---- MATERIAL PROVIDED

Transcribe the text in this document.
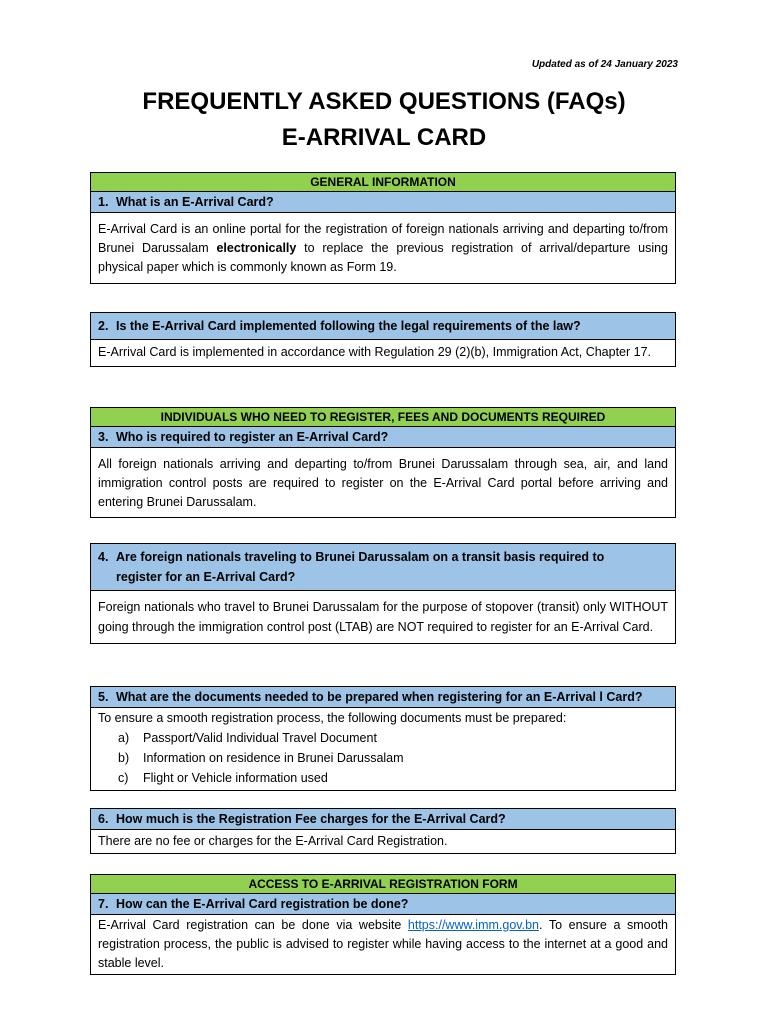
Updated as of 24 January 2023
FREQUENTLY ASKED QUESTIONS (FAQs)
E-ARRIVAL CARD
GENERAL INFORMATION
1. What is an E-Arrival Card?
E-Arrival Card is an online portal for the registration of foreign nationals arriving and departing to/from Brunei Darussalam electronically to replace the previous registration of arrival/departure using physical paper which is commonly known as Form 19.
2. Is the E-Arrival Card implemented following the legal requirements of the law?
E-Arrival Card is implemented in accordance with Regulation 29 (2)(b), Immigration Act, Chapter 17.
INDIVIDUALS WHO NEED TO REGISTER, FEES AND DOCUMENTS REQUIRED
3. Who is required to register an E-Arrival Card?
All foreign nationals arriving and departing to/from Brunei Darussalam through sea, air, and land immigration control posts are required to register on the E-Arrival Card portal before arriving and entering Brunei Darussalam.
4. Are foreign nationals traveling to Brunei Darussalam on a transit basis required to
register for an E-Arrival Card?
Foreign nationals who travel to Brunei Darussalam for the purpose of stopover (transit) only WITHOUT going through the immigration control post (LTAB) are NOT required to register for an E-Arrival Card.
5. What are the documents needed to be prepared when registering for an E-Arrival l Card?
To ensure a smooth registration process, the following documents must be prepared:
a) Passport/Valid Individual Travel Document
b) Information on residence in Brunei Darussalam
c) Flight or Vehicle information used
6. How much is the Registration Fee charges for the E-Arrival Card?
There are no fee or charges for the E-Arrival Card Registration.
ACCESS TO E-ARRIVAL REGISTRATION FORM
7. How can the E-Arrival Card registration be done?
E-Arrival Card registration can be done via website https://www.imm.gov.bn. To ensure a smooth registration process, the public is advised to register while having access to the internet at a good and stable level.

--------

Transcribe all the lines above exactly, apart from the pictures.

### EXERCISE RESPONSE
Transcribe the text in this document.
Updated as of 24 January 2023
FREQUENTLY ASKED QUESTIONS (FAQs)
E-ARRIVAL CARD
GENERAL INFORMATION
1. What is an E-Arrival Card?
E-Arrival Card is an online portal for the registration of foreign nationals arriving and departing to/from Brunei Darussalam electronically to replace the previous registration of arrival/departure using physical paper which is commonly known as Form 19.
2. Is the E-Arrival Card implemented following the legal requirements of the law?
E-Arrival Card is implemented in accordance with Regulation 29 (2)(b), Immigration Act, Chapter 17.
INDIVIDUALS WHO NEED TO REGISTER, FEES AND DOCUMENTS REQUIRED
3. Who is required to register an E-Arrival Card?
All foreign nationals arriving and departing to/from Brunei Darussalam through sea, air, and land immigration control posts are required to register on the E-Arrival Card portal before arriving and entering Brunei Darussalam.
4. Are foreign nationals traveling to Brunei Darussalam on a transit basis required to
register for an E-Arrival Card?
Foreign nationals who travel to Brunei Darussalam for the purpose of stopover (transit) only WITHOUT going through the immigration control post (LTAB) are NOT required to register for an E-Arrival Card.
5. What are the documents needed to be prepared when registering for an E-Arrival l Card?
To ensure a smooth registration process, the following documents must be prepared:
a) Passport/Valid Individual Travel Document
b) Information on residence in Brunei Darussalam
c) Flight or Vehicle information used
6. How much is the Registration Fee charges for the E-Arrival Card?
There are no fee or charges for the E-Arrival Card Registration.
ACCESS TO E-ARRIVAL REGISTRATION FORM
7. How can the E-Arrival Card registration be done?
E-Arrival Card registration can be done via website https://www.imm.gov.bn. To ensure a smooth registration process, the public is advised to register while having access to the internet at a good and stable level.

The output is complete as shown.